**Short task**
Using the listing below, please gather every line containing the word "Users".

(Figure collection entries)
■ ■ ■ ■ ■ ■ ■

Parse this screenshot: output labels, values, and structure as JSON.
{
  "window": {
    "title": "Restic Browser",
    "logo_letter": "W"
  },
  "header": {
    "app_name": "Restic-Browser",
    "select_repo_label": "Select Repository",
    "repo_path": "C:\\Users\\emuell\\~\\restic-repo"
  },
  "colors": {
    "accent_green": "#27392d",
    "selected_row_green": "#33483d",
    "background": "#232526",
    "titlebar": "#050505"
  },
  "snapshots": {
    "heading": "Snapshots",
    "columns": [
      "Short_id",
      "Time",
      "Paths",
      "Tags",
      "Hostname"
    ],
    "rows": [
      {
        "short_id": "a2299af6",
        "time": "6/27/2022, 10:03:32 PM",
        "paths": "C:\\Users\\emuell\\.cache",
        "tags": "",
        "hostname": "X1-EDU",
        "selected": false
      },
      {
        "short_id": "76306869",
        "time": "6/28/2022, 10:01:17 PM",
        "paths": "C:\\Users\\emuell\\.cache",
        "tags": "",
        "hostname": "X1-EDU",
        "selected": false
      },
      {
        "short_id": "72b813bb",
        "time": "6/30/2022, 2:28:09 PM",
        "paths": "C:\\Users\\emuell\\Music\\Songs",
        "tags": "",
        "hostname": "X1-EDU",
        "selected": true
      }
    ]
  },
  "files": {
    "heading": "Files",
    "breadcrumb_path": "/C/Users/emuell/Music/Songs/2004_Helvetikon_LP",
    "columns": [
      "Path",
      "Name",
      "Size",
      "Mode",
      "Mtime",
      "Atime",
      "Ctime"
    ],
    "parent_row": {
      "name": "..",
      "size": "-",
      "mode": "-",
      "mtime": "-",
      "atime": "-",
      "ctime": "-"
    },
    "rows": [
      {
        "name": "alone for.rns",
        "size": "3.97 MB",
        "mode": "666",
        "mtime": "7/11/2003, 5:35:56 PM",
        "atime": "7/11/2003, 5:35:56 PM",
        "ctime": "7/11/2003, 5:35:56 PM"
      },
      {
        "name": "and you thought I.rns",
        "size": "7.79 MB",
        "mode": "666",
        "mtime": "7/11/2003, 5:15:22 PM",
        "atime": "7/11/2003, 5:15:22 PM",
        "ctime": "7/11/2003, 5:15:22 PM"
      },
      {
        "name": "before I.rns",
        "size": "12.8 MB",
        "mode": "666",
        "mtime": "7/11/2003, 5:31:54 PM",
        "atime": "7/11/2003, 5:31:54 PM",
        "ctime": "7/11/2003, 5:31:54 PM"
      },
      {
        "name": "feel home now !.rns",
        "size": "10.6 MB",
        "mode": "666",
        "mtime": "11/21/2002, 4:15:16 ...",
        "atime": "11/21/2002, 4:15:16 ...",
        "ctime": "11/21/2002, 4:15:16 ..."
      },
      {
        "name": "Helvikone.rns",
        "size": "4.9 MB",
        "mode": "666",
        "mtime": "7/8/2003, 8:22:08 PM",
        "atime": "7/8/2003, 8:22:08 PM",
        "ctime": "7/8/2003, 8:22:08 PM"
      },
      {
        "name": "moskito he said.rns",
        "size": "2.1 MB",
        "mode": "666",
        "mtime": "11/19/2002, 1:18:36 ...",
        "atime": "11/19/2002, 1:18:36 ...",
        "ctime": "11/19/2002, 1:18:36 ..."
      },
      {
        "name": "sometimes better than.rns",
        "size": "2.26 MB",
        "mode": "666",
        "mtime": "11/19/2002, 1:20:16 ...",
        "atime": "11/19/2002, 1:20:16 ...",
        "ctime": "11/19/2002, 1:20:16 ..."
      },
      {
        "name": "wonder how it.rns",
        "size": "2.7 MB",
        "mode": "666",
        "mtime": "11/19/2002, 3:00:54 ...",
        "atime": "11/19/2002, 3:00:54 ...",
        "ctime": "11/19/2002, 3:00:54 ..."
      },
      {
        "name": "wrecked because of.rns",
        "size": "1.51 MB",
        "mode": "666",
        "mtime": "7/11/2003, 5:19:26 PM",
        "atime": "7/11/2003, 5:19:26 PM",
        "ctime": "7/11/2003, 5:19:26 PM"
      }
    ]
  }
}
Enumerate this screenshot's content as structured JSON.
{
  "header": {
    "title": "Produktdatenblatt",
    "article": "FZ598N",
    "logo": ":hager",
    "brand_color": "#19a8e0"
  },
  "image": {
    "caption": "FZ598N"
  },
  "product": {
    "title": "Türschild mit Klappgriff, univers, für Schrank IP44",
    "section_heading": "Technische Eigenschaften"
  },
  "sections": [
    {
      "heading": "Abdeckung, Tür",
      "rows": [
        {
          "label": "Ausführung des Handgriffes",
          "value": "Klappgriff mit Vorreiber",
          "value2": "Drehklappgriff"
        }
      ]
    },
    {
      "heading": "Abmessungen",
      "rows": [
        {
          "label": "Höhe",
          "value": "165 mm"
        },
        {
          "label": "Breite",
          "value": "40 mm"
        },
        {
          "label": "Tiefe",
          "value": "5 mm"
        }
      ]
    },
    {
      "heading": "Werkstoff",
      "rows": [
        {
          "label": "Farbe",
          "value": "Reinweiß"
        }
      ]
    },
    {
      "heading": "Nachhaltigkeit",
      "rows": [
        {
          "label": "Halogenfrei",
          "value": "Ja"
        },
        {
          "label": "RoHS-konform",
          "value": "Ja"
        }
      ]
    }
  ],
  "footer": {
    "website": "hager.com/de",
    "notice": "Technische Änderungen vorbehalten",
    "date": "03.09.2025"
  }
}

■ ■ ■ ■ ■ ■ ■

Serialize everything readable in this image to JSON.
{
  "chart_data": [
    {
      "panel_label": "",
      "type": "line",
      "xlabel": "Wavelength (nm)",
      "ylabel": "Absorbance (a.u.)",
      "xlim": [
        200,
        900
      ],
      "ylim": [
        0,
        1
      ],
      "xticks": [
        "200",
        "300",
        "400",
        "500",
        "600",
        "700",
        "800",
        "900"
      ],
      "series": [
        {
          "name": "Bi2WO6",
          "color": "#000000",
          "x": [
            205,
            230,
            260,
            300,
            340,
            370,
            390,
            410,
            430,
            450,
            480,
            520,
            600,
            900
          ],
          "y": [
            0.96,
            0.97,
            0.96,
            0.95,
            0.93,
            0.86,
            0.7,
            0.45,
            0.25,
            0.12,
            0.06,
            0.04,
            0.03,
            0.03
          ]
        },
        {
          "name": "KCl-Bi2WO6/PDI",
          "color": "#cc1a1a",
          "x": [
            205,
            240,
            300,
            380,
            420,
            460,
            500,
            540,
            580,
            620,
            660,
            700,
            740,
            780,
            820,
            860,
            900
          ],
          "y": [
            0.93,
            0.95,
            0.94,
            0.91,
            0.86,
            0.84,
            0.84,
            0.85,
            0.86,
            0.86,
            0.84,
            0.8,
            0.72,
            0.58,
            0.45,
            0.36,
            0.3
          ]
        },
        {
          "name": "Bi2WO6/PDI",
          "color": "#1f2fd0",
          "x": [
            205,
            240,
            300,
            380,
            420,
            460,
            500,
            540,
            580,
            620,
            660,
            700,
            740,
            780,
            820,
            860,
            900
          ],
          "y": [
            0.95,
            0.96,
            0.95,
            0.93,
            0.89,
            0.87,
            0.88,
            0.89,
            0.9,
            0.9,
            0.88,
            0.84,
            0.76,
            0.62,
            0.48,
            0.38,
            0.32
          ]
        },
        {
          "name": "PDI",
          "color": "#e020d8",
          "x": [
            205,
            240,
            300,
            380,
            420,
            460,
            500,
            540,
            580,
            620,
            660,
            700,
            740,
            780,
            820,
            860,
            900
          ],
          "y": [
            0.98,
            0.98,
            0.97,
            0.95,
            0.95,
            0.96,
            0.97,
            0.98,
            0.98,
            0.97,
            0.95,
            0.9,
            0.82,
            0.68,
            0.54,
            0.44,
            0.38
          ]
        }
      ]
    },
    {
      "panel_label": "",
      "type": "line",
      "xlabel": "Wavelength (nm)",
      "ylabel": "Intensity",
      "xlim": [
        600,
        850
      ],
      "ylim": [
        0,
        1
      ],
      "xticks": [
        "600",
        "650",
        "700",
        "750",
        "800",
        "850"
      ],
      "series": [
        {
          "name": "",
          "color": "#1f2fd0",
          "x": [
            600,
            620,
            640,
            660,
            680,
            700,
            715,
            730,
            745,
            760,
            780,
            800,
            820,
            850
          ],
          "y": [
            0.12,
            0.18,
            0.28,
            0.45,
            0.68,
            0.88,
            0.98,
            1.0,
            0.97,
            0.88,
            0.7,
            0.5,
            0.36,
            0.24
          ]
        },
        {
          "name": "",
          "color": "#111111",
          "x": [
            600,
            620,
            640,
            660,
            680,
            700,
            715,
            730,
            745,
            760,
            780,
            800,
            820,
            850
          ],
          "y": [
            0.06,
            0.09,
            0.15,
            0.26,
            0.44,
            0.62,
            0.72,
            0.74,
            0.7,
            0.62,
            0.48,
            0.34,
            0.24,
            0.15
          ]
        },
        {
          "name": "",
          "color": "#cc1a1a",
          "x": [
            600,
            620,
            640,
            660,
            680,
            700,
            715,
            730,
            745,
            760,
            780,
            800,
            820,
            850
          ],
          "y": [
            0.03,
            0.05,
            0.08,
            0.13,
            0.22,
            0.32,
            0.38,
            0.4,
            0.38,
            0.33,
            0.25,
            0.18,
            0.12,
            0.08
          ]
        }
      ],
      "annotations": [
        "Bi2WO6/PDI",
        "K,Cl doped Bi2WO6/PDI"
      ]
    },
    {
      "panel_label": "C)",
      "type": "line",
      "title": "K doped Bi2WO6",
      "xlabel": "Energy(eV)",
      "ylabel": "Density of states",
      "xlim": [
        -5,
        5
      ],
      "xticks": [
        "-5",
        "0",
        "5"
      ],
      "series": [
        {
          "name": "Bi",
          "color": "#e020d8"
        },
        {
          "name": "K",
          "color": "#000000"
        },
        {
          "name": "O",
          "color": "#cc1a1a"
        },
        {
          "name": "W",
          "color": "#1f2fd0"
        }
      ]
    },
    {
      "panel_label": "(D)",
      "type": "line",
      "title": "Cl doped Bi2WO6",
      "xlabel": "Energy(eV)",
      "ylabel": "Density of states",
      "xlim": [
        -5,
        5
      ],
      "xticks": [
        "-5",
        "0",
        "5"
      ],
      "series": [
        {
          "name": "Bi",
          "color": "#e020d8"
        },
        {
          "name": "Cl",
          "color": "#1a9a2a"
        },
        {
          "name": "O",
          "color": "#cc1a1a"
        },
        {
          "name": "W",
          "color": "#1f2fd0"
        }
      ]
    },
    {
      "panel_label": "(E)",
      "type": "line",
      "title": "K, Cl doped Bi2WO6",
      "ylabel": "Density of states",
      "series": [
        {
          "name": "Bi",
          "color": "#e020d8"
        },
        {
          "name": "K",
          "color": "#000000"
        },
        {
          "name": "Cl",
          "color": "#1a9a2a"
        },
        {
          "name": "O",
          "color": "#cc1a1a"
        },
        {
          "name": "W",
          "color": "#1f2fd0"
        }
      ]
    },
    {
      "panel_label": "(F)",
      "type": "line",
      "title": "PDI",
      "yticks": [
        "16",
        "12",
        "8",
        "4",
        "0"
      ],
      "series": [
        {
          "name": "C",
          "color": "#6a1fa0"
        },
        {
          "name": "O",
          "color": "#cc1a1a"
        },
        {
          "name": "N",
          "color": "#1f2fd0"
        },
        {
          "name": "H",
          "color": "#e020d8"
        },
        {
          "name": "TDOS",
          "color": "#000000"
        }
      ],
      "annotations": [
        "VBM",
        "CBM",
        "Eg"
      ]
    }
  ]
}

■ ■ ■ ■ ■ ■ ■

**Answer to this problem**
    "repo_path": "C:\\Users\\emuell\\~\\restic-repo"
        "paths": "C:\\Users\\emuell\\.cache",
        "paths": "C:\\Users\\emuell\\.cache",
        "paths": "C:\\Users\\emuell\\Music\\Songs",
    "breadcrumb_path": "/C/Users/emuell/Music/Songs/2004_Helvetikon_LP",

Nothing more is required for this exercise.